## Exercise brief:
Output the material beneath this task exactly, images excluded.

(Dataset records)
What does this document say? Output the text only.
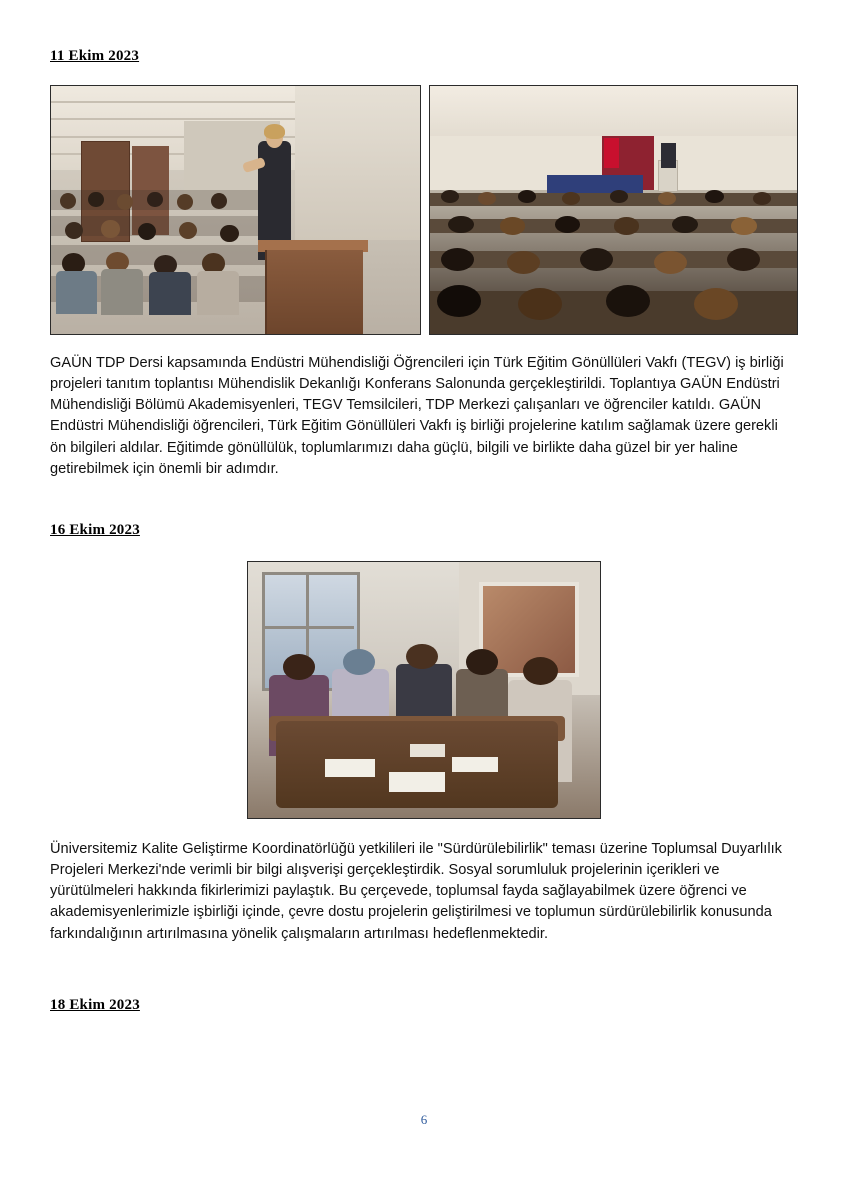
11 Ekim 2023

GAÜN TDP Dersi kapsamında Endüstri Mühendisliği Öğrencileri için Türk Eğitim Gönüllüleri Vakfı (TEGV) iş birliği projeleri tanıtım toplantısı Mühendislik Dekanlığı Konferans Salonunda gerçekleştirildi. Toplantıya GAÜN Endüstri Mühendisliği Bölümü Akademisyenleri, TEGV Temsilcileri, TDP Merkezi çalışanları ve öğrenciler katıldı. GAÜN Endüstri Mühendisliği öğrencileri, Türk Eğitim Gönüllüleri Vakfı iş birliği projelerine katılım sağlamak üzere gerekli ön bilgileri aldılar. Eğitimde gönüllülük, toplumlarımızı daha güçlü, bilgili ve birlikte daha güzel bir yer haline getirebilmek için önemli bir adımdır.

16 Ekim 2023

Üniversitemiz Kalite Geliştirme Koordinatörlüğü yetkilileri ile "Sürdürülebilirlik" teması üzerine Toplumsal Duyarlılık Projeleri Merkezi'nde verimli bir bilgi alışverişi gerçekleştirdik. Sosyal sorumluluk projelerinin içerikleri ve yürütülmeleri hakkında fikirlerimizi paylaştık. Bu çerçevede, toplumsal fayda sağlayabilmek üzere öğrenci ve akademisyenlerimizle işbirliği içinde, çevre dostu projelerin geliştirilmesi ve toplumun sürdürülebilirlik konusunda farkındalığının artırılmasına yönelik çalışmaların artırılması hedeflenmektedir.

18 Ekim 2023
6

## Response below:
What does this document say? Output the text only.
11 Ekim 2023

GAÜN TDP Dersi kapsamında Endüstri Mühendisliği Öğrencileri için Türk Eğitim Gönüllüleri Vakfı (TEGV) iş birliği projeleri tanıtım toplantısı Mühendislik Dekanlığı Konferans Salonunda gerçekleştirildi. Toplantıya GAÜN Endüstri Mühendisliği Bölümü Akademisyenleri, TEGV Temsilcileri, TDP Merkezi çalışanları ve öğrenciler katıldı. GAÜN Endüstri Mühendisliği öğrencileri, Türk Eğitim Gönüllüleri Vakfı iş birliği projelerine katılım sağlamak üzere gerekli ön bilgileri aldılar. Eğitimde gönüllülük, toplumlarımızı daha güçlü, bilgili ve birlikte daha güzel bir yer haline getirebilmek için önemli bir adımdır.

16 Ekim 2023

Üniversitemiz Kalite Geliştirme Koordinatörlüğü yetkilileri ile "Sürdürülebilirlik" teması üzerine Toplumsal Duyarlılık Projeleri Merkezi'nde verimli bir bilgi alışverişi gerçekleştirdik. Sosyal sorumluluk projelerinin içerikleri ve yürütülmeleri hakkında fikirlerimizi paylaştık. Bu çerçevede, toplumsal fayda sağlayabilmek üzere öğrenci ve akademisyenlerimizle işbirliği içinde, çevre dostu projelerin geliştirilmesi ve toplumun sürdürülebilirlik konusunda farkındalığının artırılmasına yönelik çalışmaların artırılması hedeflenmektedir.

18 Ekim 2023
6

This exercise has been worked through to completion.